The request. Can you reproduce, word for word, every line from the one containing "visits-pie-slice-2 <box>340 912 625 976</box>" down to the one containing "visits-chart-title: Hur många", both included?

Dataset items
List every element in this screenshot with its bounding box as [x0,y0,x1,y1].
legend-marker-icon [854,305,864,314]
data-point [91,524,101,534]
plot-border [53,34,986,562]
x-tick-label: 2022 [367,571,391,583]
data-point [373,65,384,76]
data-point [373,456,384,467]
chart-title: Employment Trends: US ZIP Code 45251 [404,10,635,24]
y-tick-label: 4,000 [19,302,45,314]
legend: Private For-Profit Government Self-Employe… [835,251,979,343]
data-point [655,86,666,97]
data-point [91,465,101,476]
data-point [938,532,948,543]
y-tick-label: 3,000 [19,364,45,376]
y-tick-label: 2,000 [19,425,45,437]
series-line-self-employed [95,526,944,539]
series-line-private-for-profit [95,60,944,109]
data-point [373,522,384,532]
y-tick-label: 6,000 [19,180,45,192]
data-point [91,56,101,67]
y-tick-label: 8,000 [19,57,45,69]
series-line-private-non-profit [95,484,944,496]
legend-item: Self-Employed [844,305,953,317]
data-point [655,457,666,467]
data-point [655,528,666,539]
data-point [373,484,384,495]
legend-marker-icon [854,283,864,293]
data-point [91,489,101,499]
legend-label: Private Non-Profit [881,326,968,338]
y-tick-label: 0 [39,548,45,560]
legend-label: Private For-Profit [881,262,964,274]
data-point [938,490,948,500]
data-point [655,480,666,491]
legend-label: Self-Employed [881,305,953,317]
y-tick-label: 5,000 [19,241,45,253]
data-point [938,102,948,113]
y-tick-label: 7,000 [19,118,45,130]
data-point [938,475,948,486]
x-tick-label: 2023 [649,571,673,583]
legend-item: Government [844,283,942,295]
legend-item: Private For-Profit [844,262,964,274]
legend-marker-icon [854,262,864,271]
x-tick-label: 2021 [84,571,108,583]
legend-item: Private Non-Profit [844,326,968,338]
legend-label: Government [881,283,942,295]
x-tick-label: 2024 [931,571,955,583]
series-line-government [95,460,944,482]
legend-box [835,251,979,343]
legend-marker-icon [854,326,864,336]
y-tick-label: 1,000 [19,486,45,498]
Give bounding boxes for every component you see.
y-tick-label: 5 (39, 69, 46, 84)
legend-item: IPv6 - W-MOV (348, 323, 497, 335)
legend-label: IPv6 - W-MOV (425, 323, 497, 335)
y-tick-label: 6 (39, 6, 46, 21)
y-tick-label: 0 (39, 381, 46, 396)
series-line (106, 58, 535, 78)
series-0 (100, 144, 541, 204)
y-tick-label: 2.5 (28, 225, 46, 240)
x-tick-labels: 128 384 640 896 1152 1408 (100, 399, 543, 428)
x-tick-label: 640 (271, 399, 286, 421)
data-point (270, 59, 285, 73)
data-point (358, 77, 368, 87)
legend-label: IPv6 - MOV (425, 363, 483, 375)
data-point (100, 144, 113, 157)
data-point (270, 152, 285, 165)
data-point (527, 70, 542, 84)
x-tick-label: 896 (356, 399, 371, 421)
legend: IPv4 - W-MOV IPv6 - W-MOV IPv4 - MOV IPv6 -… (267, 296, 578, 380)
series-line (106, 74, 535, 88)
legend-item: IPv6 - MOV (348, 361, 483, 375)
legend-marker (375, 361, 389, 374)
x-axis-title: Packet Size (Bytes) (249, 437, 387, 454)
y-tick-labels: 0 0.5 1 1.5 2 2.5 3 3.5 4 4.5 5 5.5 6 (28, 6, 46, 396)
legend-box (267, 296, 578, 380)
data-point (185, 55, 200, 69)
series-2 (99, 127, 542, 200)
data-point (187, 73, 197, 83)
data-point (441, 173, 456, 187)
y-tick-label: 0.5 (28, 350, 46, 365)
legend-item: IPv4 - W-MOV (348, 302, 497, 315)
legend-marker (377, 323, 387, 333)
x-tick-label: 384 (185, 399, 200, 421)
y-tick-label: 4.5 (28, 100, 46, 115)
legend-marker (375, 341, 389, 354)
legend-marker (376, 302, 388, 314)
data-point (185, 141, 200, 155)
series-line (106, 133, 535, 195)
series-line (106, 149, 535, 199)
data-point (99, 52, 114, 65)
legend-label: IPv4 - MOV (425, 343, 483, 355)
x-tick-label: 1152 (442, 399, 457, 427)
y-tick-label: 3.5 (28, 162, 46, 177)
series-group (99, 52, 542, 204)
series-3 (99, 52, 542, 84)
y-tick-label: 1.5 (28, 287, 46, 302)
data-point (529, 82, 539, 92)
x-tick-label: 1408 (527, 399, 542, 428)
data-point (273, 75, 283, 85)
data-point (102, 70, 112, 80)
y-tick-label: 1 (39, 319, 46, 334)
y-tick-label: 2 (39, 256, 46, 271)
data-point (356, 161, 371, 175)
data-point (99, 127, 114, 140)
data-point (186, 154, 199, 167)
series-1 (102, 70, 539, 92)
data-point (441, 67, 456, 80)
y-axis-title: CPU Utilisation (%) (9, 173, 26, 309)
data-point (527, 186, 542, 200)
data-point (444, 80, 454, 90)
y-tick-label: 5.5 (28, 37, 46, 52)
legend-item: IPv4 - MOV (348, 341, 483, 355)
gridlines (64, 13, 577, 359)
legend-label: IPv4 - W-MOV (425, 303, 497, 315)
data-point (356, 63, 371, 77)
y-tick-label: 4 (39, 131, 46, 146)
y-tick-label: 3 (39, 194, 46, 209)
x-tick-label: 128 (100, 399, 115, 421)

...

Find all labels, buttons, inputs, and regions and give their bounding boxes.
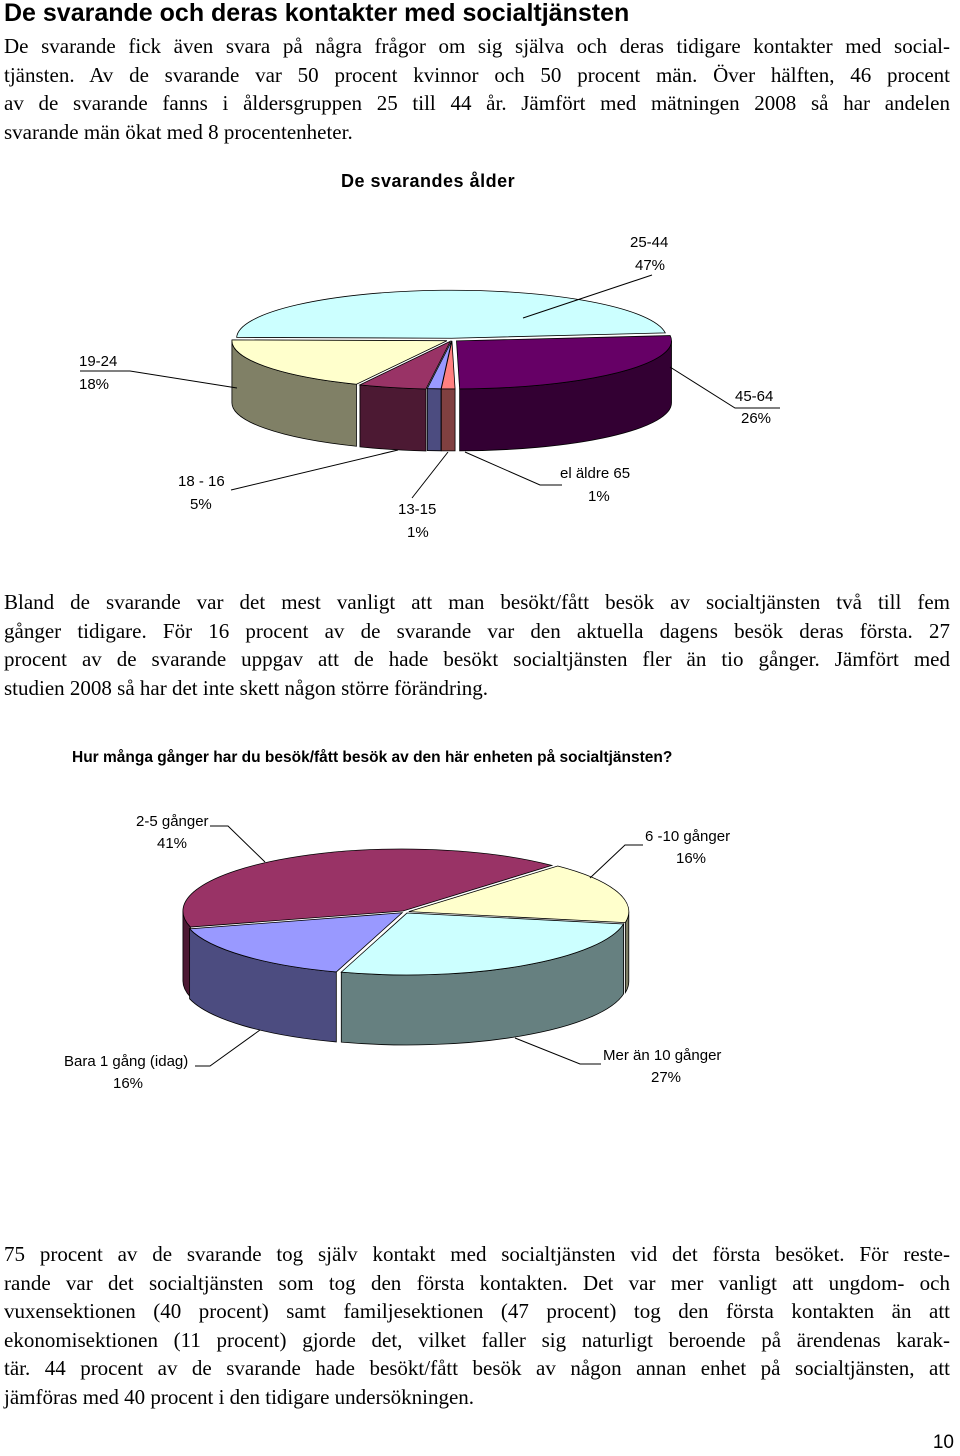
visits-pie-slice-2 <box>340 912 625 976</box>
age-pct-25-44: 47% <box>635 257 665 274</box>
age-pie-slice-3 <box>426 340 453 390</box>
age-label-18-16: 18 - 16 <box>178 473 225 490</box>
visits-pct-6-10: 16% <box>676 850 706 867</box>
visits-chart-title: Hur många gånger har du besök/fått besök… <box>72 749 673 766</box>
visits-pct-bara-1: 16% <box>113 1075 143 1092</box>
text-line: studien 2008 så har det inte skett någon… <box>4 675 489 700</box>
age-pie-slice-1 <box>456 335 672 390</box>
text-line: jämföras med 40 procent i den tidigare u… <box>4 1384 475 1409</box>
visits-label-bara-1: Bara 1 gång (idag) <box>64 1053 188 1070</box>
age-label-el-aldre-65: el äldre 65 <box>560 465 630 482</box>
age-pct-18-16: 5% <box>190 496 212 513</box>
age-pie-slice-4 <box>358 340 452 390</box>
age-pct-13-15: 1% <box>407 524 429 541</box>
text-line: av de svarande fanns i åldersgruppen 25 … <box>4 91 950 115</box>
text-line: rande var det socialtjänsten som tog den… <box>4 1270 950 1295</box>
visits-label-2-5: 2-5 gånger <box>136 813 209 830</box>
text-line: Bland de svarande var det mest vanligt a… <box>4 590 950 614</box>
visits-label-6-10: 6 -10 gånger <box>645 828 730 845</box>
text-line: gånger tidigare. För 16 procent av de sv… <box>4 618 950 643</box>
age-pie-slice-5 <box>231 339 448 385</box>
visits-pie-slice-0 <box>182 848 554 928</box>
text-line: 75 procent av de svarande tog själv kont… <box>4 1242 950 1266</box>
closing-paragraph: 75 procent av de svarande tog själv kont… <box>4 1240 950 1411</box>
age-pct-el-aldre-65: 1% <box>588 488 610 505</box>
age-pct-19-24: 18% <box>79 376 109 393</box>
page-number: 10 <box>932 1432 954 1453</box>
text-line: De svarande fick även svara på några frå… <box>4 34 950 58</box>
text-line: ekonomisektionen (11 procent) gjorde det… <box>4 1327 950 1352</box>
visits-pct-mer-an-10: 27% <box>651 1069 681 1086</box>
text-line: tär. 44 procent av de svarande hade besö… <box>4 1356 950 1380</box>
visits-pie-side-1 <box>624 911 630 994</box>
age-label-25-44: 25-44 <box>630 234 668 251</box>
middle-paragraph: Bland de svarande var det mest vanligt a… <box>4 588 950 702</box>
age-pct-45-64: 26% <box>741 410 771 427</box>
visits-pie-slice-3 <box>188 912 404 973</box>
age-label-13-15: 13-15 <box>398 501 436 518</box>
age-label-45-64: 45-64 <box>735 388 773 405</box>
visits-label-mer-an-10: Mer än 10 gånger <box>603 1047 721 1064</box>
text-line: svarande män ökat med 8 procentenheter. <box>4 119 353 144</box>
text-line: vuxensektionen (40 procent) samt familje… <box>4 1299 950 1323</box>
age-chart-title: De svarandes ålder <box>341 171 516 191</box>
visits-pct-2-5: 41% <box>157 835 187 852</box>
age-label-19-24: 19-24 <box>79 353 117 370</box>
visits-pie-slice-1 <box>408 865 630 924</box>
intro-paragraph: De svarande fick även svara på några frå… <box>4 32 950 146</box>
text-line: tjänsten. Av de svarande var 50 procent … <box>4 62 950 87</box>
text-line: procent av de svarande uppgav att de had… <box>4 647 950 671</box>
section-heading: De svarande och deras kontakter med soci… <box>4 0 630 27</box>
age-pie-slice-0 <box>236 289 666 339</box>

Answer to this exercise.
visits-pie-slice-2 <box>340 912 625 976</box>
age-pct-25-44: 47% <box>635 257 665 274</box>
age-pie-slice-3 <box>426 340 453 390</box>
age-label-18-16: 18 - 16 <box>178 473 225 490</box>
visits-pct-6-10: 16% <box>676 850 706 867</box>
visits-chart-title: Hur många gånger har du besök/fått besök… <box>72 749 673 766</box>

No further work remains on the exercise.